Exercise input:
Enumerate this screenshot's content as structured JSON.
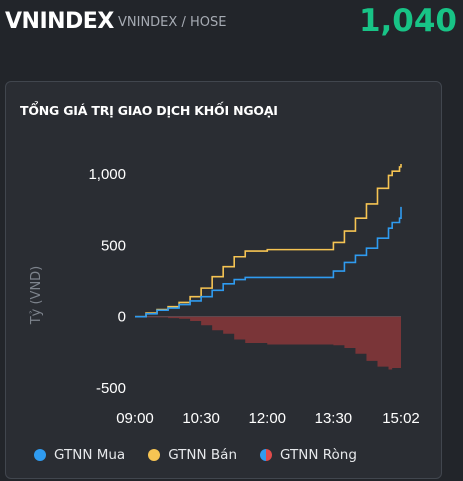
{
  "header": {
    "ticker": "VNINDEX",
    "subtitle": "VNINDEX / HOSE",
    "price": "1,040",
    "price_color": "#18c386"
  },
  "card": {
    "title": "TỔNG GIÁ TRỊ GIAO DỊCH KHỐI NGOẠI"
  },
  "chart_data": {
    "type": "area",
    "title": "TỔNG GIÁ TRỊ GIAO DỊCH KHỐI NGOẠI",
    "ylabel": "Tỷ (VND)",
    "xlabel": "",
    "ylim": [
      -500,
      1000
    ],
    "yticks": [
      1000,
      500,
      0,
      -500
    ],
    "ytick_labels": [
      "1,000",
      "500",
      "0",
      "-500"
    ],
    "xlim": [
      "09:00",
      "15:02"
    ],
    "xticks": [
      "09:00",
      "10:30",
      "12:00",
      "13:30",
      "15:02"
    ],
    "grid": false,
    "legend_position": "bottom",
    "x": [
      "09:00",
      "09:15",
      "09:30",
      "09:45",
      "10:00",
      "10:15",
      "10:30",
      "10:45",
      "11:00",
      "11:15",
      "11:30",
      "12:00",
      "12:30",
      "13:00",
      "13:15",
      "13:30",
      "13:45",
      "14:00",
      "14:15",
      "14:30",
      "14:45",
      "14:50",
      "15:00",
      "15:02"
    ],
    "series": [
      {
        "name": "GTNN Mua",
        "color": "#2f9bf0",
        "type": "line",
        "values": [
          0,
          20,
          45,
          60,
          85,
          110,
          140,
          185,
          230,
          260,
          275,
          275,
          275,
          275,
          275,
          320,
          380,
          430,
          480,
          550,
          620,
          660,
          690,
          770
        ]
      },
      {
        "name": "GTNN Bán",
        "color": "#f6c453",
        "type": "line",
        "values": [
          0,
          25,
          50,
          70,
          100,
          140,
          200,
          280,
          350,
          420,
          460,
          470,
          470,
          470,
          470,
          520,
          600,
          690,
          790,
          900,
          990,
          1020,
          1050,
          1070
        ]
      },
      {
        "name": "GTNN Ròng",
        "color": "#7a3538",
        "type": "area",
        "values": [
          0,
          -5,
          -5,
          -10,
          -15,
          -30,
          -60,
          -95,
          -120,
          -160,
          -185,
          -195,
          -195,
          -195,
          -195,
          -200,
          -220,
          -260,
          -310,
          -350,
          -370,
          -360,
          -360,
          -300
        ]
      }
    ],
    "legend_colors": {
      "mua": "#2f9bf0",
      "ban": "#f6c453",
      "rong_a": "#2f9bf0",
      "rong_b": "#e04b4b"
    }
  },
  "legend": {
    "mua": "GTNN Mua",
    "ban": "GTNN Bán",
    "rong": "GTNN Ròng"
  }
}
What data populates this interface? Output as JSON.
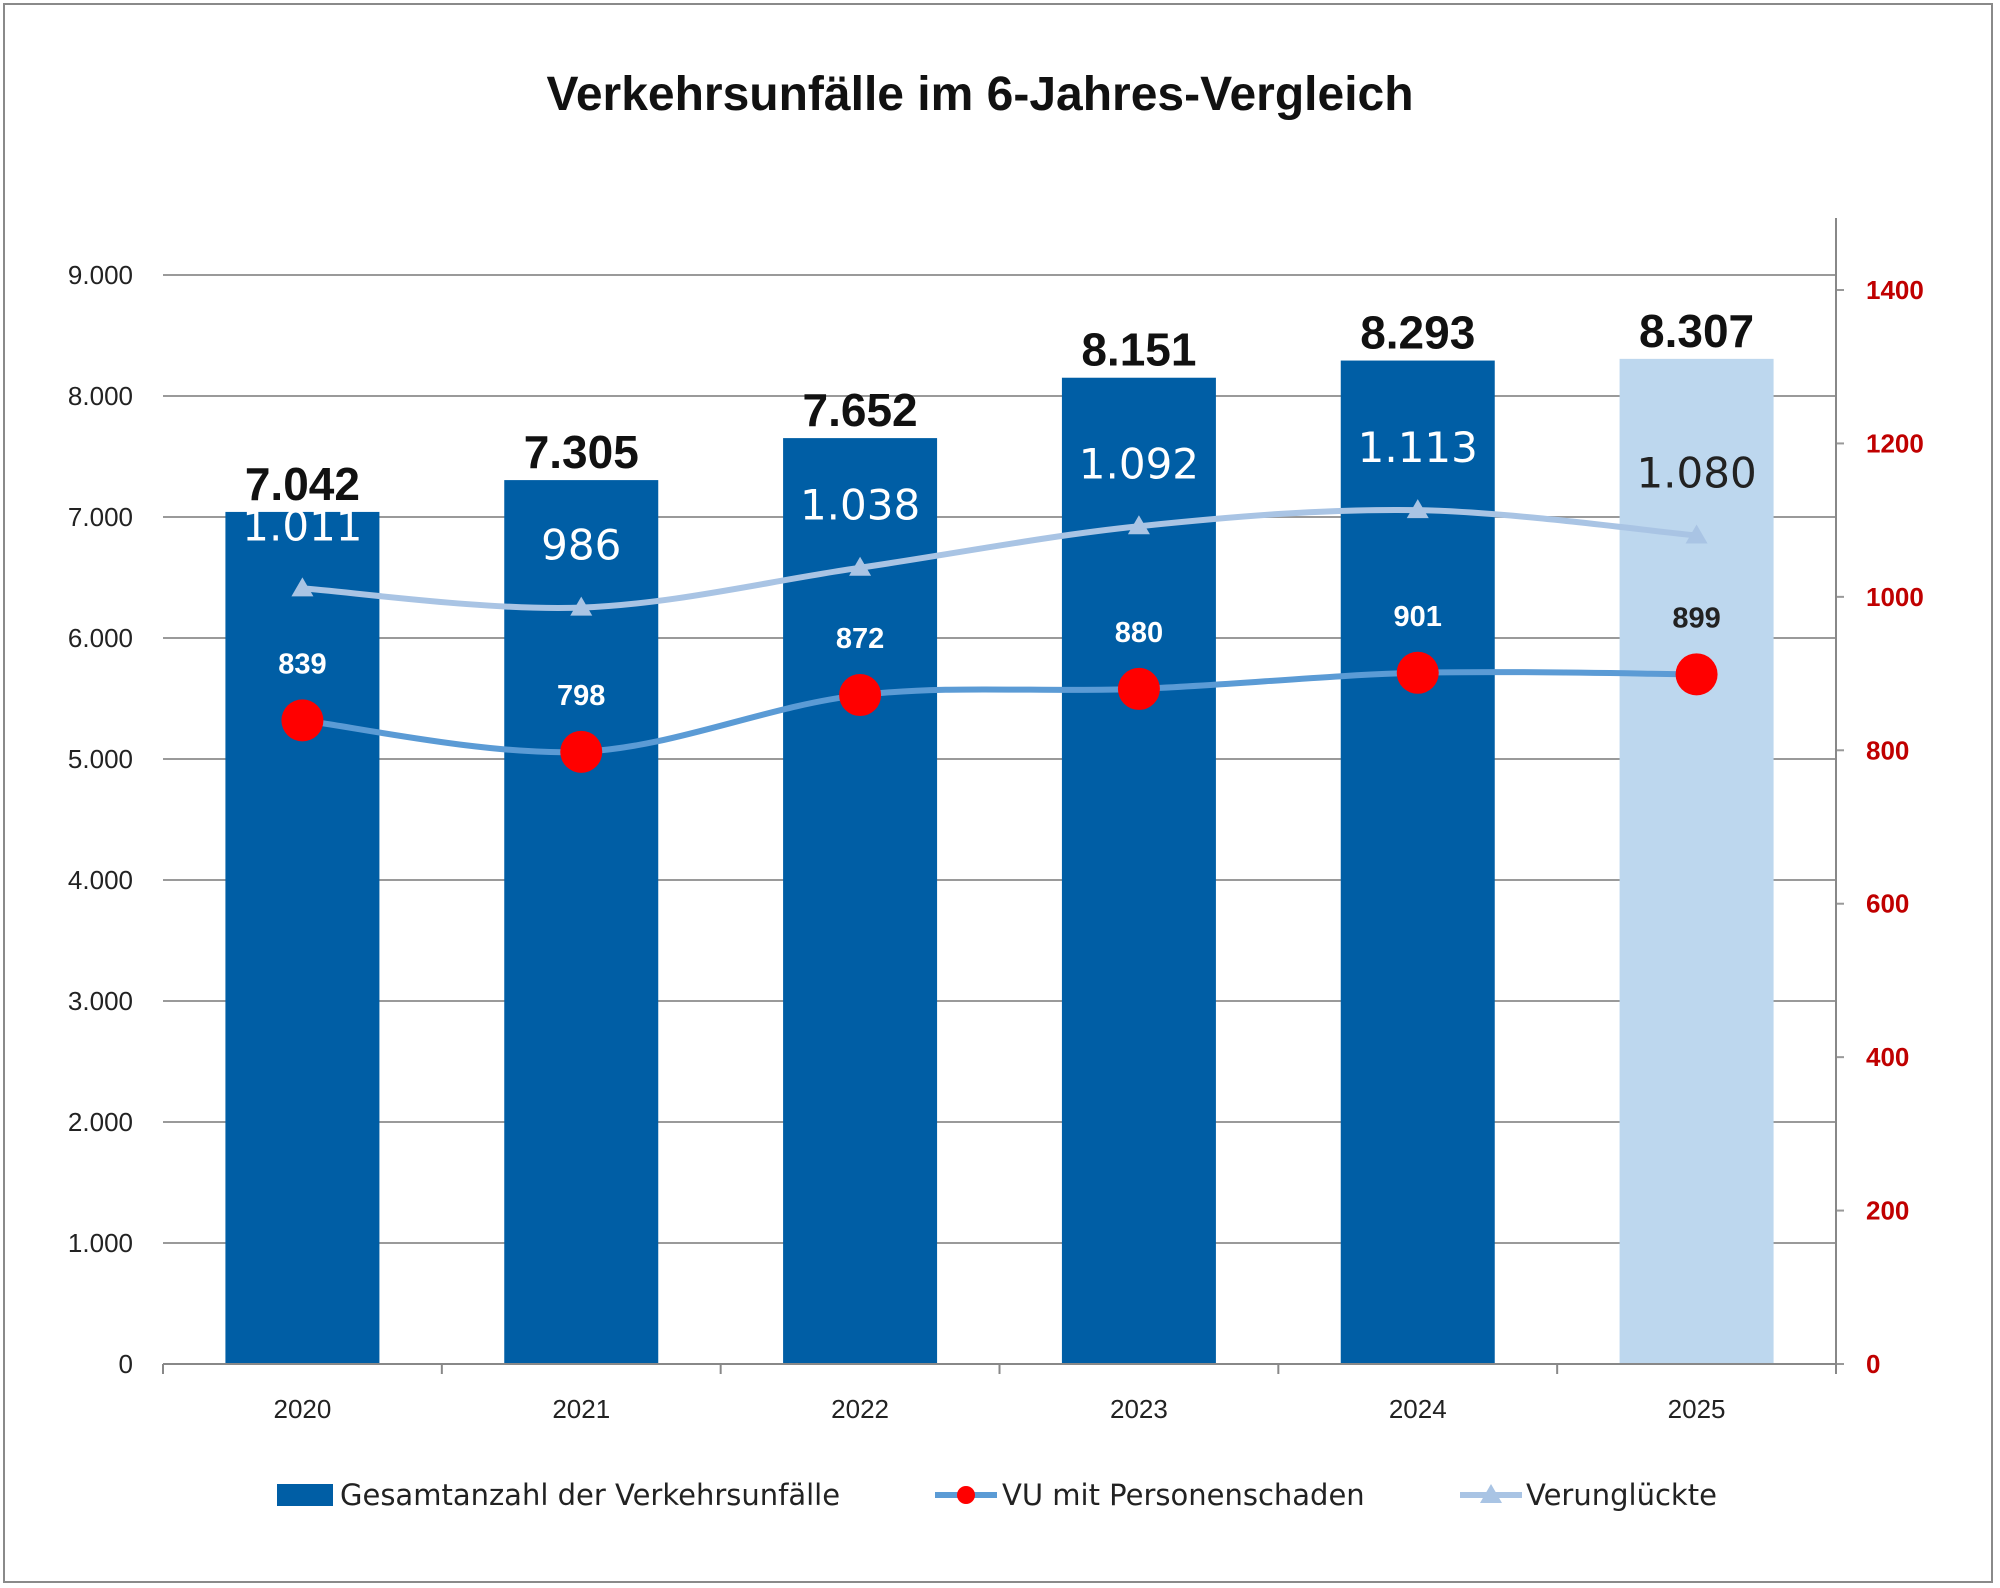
{
  "chart_data": {
    "type": "bar",
    "title": "Verkehrsunfälle im 6-Jahres-Vergleich",
    "categories": [
      "2020",
      "2021",
      "2022",
      "2023",
      "2024",
      "2025"
    ],
    "y_left": {
      "range": [
        0,
        9000
      ],
      "ticks": [
        "0",
        "1.000",
        "2.000",
        "3.000",
        "4.000",
        "5.000",
        "6.000",
        "7.000",
        "8.000",
        "9.000"
      ]
    },
    "y_right": {
      "range": [
        0,
        1400
      ],
      "ticks": [
        "0",
        "200",
        "400",
        "600",
        "800",
        "1000",
        "1200",
        "1400"
      ],
      "color": "#C00000"
    },
    "grid": true,
    "legend_position": "bottom",
    "series": [
      {
        "name": "Gesamtanzahl der Verkehrsunfälle",
        "type": "bar",
        "axis": "left",
        "values": [
          7042,
          7305,
          7652,
          8151,
          8293,
          8307
        ],
        "labels": [
          "7.042",
          "7.305",
          "7.652",
          "8.151",
          "8.293",
          "8.307"
        ],
        "color": "#005EA5",
        "highlight_color": "#BDD7EE"
      },
      {
        "name": "VU mit Personenschaden",
        "type": "line",
        "axis": "right",
        "marker": "circle",
        "values": [
          839,
          798,
          872,
          880,
          901,
          899
        ],
        "labels": [
          "839",
          "798",
          "872",
          "880",
          "901",
          "899"
        ],
        "color": "#5B9BD5",
        "marker_color": "#FF0000"
      },
      {
        "name": "Verunglückte",
        "type": "line",
        "axis": "right",
        "marker": "triangle",
        "values": [
          1011,
          986,
          1038,
          1092,
          1113,
          1080
        ],
        "labels": [
          "1.011",
          "986",
          "1.038",
          "1.092",
          "1.113",
          "1.080"
        ],
        "color": "#A9C4E4"
      }
    ]
  }
}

Set exercise: Every record above should be transcribed exactly; the pictures stay out of the copy.

Complete output:
Enumerate this screenshot's content as structured JSON.
{
  "header": {
    "ticker": "VNINDEX",
    "subtitle": "VNINDEX / HOSE",
    "price": "1,040",
    "price_color": "#18c386"
  },
  "card": {
    "title": "TỔNG GIÁ TRỊ GIAO DỊCH KHỐI NGOẠI"
  },
  "chart_data": {
    "type": "area",
    "title": "TỔNG GIÁ TRỊ GIAO DỊCH KHỐI NGOẠI",
    "ylabel": "Tỷ (VND)",
    "xlabel": "",
    "ylim": [
      -500,
      1000
    ],
    "yticks": [
      1000,
      500,
      0,
      -500
    ],
    "ytick_labels": [
      "1,000",
      "500",
      "0",
      "-500"
    ],
    "xlim": [
      "09:00",
      "15:02"
    ],
    "xticks": [
      "09:00",
      "10:30",
      "12:00",
      "13:30",
      "15:02"
    ],
    "grid": false,
    "legend_position": "bottom",
    "x": [
      "09:00",
      "09:15",
      "09:30",
      "09:45",
      "10:00",
      "10:15",
      "10:30",
      "10:45",
      "11:00",
      "11:15",
      "11:30",
      "12:00",
      "12:30",
      "13:00",
      "13:15",
      "13:30",
      "13:45",
      "14:00",
      "14:15",
      "14:30",
      "14:45",
      "14:50",
      "15:00",
      "15:02"
    ],
    "series": [
      {
        "name": "GTNN Mua",
        "color": "#2f9bf0",
        "type": "line",
        "values": [
          0,
          20,
          45,
          60,
          85,
          110,
          140,
          185,
          230,
          260,
          275,
          275,
          275,
          275,
          275,
          320,
          380,
          430,
          480,
          550,
          620,
          660,
          690,
          770
        ]
      },
      {
        "name": "GTNN Bán",
        "color": "#f6c453",
        "type": "line",
        "values": [
          0,
          25,
          50,
          70,
          100,
          140,
          200,
          280,
          350,
          420,
          460,
          470,
          470,
          470,
          470,
          520,
          600,
          690,
          790,
          900,
          990,
          1020,
          1050,
          1070
        ]
      },
      {
        "name": "GTNN Ròng",
        "color": "#7a3538",
        "type": "area",
        "values": [
          0,
          -5,
          -5,
          -10,
          -15,
          -30,
          -60,
          -95,
          -120,
          -160,
          -185,
          -195,
          -195,
          -195,
          -195,
          -200,
          -220,
          -260,
          -310,
          -350,
          -370,
          -360,
          -360,
          -300
        ]
      }
    ],
    "legend_colors": {
      "mua": "#2f9bf0",
      "ban": "#f6c453",
      "rong_a": "#2f9bf0",
      "rong_b": "#e04b4b"
    }
  },
  "legend": {
    "mua": "GTNN Mua",
    "ban": "GTNN Bán",
    "rong": "GTNN Ròng"
  }
}
What data populates this interface? Output as JSON.
{
  "chart_data": {
    "type": "bar",
    "title": "Verkehrsunfälle im 6-Jahres-Vergleich",
    "categories": [
      "2020",
      "2021",
      "2022",
      "2023",
      "2024",
      "2025"
    ],
    "y_left": {
      "range": [
        0,
        9000
      ],
      "ticks": [
        "0",
        "1.000",
        "2.000",
        "3.000",
        "4.000",
        "5.000",
        "6.000",
        "7.000",
        "8.000",
        "9.000"
      ]
    },
    "y_right": {
      "range": [
        0,
        1400
      ],
      "ticks": [
        "0",
        "200",
        "400",
        "600",
        "800",
        "1000",
        "1200",
        "1400"
      ],
      "color": "#C00000"
    },
    "grid": true,
    "legend_position": "bottom",
    "series": [
      {
        "name": "Gesamtanzahl der Verkehrsunfälle",
        "type": "bar",
        "axis": "left",
        "values": [
          7042,
          7305,
          7652,
          8151,
          8293,
          8307
        ],
        "labels": [
          "7.042",
          "7.305",
          "7.652",
          "8.151",
          "8.293",
          "8.307"
        ],
        "color": "#005EA5",
        "highlight_color": "#BDD7EE"
      },
      {
        "name": "VU mit Personenschaden",
        "type": "line",
        "axis": "right",
        "marker": "circle",
        "values": [
          839,
          798,
          872,
          880,
          901,
          899
        ],
        "labels": [
          "839",
          "798",
          "872",
          "880",
          "901",
          "899"
        ],
        "color": "#5B9BD5",
        "marker_color": "#FF0000"
      },
      {
        "name": "Verunglückte",
        "type": "line",
        "axis": "right",
        "marker": "triangle",
        "values": [
          1011,
          986,
          1038,
          1092,
          1113,
          1080
        ],
        "labels": [
          "1.011",
          "986",
          "1.038",
          "1.092",
          "1.113",
          "1.080"
        ],
        "color": "#A9C4E4"
      }
    ]
  }
}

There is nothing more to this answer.